INSTRUCTIONS TO FOLLOW ▸
Select every line holding the word "Psychologist" and copy it.

PROVIDED RECORDS ▸

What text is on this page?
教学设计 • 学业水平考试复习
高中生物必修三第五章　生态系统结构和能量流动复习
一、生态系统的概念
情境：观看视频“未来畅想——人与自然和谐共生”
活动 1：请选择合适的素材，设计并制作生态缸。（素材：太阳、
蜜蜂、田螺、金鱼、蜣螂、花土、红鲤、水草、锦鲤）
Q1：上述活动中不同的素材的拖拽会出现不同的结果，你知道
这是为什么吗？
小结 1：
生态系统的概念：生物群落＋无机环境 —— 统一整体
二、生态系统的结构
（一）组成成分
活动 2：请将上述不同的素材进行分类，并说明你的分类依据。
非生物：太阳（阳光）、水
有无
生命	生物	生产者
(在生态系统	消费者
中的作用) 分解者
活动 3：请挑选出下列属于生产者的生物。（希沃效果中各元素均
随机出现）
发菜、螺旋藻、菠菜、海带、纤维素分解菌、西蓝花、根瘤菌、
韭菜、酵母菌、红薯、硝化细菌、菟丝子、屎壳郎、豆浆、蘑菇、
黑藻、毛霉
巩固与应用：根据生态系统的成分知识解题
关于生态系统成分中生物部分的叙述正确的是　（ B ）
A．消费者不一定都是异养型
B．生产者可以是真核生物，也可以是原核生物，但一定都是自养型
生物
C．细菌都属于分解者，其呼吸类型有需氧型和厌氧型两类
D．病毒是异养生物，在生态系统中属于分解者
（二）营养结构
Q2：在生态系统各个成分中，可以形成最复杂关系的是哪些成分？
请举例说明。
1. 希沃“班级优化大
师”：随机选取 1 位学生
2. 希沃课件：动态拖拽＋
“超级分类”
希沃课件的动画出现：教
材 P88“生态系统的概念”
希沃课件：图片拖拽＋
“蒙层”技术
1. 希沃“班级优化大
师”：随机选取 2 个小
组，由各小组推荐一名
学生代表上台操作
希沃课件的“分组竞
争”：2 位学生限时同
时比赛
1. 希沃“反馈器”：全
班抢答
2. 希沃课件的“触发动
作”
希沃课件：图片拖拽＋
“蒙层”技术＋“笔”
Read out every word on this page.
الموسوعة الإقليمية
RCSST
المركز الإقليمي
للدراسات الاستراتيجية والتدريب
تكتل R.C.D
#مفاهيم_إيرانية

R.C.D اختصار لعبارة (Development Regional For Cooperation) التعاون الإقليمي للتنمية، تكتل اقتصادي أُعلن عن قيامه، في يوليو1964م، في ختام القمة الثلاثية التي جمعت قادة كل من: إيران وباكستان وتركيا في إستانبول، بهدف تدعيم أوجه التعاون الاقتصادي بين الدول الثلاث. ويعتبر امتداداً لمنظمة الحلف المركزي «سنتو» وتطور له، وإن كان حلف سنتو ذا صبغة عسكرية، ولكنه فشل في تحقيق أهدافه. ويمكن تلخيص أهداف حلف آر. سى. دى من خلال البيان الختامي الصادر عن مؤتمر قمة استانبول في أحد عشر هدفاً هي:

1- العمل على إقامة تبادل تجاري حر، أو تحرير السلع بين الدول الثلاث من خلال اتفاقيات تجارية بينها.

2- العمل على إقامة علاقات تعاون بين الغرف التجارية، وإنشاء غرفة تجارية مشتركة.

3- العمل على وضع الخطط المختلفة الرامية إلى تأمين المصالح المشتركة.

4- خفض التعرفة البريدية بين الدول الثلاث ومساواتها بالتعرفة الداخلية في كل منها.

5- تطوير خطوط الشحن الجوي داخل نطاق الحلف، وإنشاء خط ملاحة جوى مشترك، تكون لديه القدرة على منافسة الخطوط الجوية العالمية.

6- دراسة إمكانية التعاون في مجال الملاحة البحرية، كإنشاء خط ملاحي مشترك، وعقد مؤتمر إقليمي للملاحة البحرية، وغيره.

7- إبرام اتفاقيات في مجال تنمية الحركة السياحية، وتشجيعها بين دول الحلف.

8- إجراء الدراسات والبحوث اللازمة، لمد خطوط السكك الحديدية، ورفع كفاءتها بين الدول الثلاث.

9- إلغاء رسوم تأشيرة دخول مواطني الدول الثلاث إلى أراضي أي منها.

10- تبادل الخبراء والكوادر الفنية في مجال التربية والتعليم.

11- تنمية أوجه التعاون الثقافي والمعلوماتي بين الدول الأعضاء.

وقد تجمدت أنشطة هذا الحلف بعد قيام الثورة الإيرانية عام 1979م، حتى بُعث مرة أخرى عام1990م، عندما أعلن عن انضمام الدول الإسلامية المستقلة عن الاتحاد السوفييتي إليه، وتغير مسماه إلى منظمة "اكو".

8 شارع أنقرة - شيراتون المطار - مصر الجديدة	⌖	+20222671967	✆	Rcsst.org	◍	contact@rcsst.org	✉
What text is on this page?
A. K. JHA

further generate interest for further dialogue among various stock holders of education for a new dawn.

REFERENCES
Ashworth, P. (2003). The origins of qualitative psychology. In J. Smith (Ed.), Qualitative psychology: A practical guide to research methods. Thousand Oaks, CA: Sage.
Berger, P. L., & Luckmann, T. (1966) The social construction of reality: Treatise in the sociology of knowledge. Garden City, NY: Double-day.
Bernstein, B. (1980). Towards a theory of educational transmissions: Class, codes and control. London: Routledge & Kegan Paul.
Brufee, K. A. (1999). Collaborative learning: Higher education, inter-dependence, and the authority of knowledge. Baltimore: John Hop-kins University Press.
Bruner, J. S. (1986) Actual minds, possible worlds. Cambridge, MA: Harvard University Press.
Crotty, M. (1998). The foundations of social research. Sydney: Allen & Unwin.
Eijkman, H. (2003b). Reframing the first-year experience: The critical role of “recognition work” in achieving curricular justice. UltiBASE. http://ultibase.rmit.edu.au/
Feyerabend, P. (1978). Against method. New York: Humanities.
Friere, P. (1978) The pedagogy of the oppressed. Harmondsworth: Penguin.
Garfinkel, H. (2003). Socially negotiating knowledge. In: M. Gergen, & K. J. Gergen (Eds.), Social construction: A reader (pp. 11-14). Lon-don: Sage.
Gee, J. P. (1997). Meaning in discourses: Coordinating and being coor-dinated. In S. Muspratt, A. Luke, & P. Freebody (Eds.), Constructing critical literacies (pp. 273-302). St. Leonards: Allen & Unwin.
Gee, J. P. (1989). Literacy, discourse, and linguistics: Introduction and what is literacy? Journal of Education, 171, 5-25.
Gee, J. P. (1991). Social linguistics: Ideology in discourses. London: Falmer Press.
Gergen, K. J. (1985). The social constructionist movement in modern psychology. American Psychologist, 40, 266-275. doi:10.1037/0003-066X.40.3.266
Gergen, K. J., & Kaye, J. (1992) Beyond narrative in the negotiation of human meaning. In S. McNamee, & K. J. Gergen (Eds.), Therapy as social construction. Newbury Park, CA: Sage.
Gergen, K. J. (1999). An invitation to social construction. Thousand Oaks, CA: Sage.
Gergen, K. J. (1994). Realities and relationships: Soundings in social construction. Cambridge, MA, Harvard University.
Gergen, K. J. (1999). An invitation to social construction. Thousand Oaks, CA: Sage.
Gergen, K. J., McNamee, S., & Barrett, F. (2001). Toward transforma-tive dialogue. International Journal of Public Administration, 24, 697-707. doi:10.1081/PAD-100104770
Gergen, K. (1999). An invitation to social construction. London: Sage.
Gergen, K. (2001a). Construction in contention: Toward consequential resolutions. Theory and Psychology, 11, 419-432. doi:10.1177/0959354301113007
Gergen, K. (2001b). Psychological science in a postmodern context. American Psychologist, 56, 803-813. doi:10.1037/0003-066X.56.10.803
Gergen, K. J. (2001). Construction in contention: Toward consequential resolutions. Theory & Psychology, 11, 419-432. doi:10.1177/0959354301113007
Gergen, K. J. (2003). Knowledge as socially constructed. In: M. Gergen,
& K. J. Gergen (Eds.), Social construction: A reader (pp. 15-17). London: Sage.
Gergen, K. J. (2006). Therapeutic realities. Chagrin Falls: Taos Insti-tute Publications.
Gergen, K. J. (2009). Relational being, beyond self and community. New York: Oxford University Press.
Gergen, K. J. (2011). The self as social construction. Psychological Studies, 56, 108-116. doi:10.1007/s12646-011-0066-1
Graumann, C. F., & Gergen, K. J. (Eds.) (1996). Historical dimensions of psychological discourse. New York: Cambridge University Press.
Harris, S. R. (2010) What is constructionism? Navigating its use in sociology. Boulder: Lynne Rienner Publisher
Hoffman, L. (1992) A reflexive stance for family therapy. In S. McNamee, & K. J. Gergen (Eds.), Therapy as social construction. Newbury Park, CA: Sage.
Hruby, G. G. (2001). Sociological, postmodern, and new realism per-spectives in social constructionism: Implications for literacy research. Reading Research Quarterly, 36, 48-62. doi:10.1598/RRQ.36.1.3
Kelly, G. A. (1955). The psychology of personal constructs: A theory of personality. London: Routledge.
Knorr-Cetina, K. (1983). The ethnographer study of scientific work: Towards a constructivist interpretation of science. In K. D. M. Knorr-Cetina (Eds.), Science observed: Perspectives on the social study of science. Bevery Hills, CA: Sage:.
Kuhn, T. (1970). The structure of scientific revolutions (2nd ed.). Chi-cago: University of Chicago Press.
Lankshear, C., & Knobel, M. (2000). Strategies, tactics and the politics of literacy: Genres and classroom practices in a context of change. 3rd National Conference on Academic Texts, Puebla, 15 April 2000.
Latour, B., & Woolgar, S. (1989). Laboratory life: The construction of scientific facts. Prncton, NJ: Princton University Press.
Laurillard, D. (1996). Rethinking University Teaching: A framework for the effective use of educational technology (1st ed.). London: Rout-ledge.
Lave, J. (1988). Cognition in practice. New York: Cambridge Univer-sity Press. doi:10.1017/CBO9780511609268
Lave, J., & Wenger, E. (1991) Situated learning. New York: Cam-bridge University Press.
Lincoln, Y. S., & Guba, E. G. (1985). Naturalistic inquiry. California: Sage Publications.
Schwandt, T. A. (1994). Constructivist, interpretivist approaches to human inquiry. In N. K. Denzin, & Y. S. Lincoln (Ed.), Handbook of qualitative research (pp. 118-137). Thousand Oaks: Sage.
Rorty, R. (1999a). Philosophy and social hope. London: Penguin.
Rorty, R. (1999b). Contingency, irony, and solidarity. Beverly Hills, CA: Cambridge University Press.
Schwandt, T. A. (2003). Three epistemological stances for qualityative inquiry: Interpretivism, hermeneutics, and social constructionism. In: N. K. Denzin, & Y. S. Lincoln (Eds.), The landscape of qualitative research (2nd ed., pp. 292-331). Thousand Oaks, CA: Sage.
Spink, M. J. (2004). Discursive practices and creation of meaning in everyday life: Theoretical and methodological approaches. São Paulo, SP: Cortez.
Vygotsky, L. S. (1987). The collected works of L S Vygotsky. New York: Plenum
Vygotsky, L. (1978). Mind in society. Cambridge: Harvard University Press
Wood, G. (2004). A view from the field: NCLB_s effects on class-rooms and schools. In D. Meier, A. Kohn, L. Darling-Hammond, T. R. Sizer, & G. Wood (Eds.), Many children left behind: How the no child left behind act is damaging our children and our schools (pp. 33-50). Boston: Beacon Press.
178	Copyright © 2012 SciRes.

WRITTEN ANSWER ▸
Gergen, K. J. (1985). The social constructionist movement in modern psychology. American Psychologist, 40, 266-275. doi:10.1037/0003-066X.40.3.266
Gergen, K. (2001b). Psychological science in a postmodern context. American Psychologist, 56, 803-813. doi:10.1037/0003-066X.56.10.803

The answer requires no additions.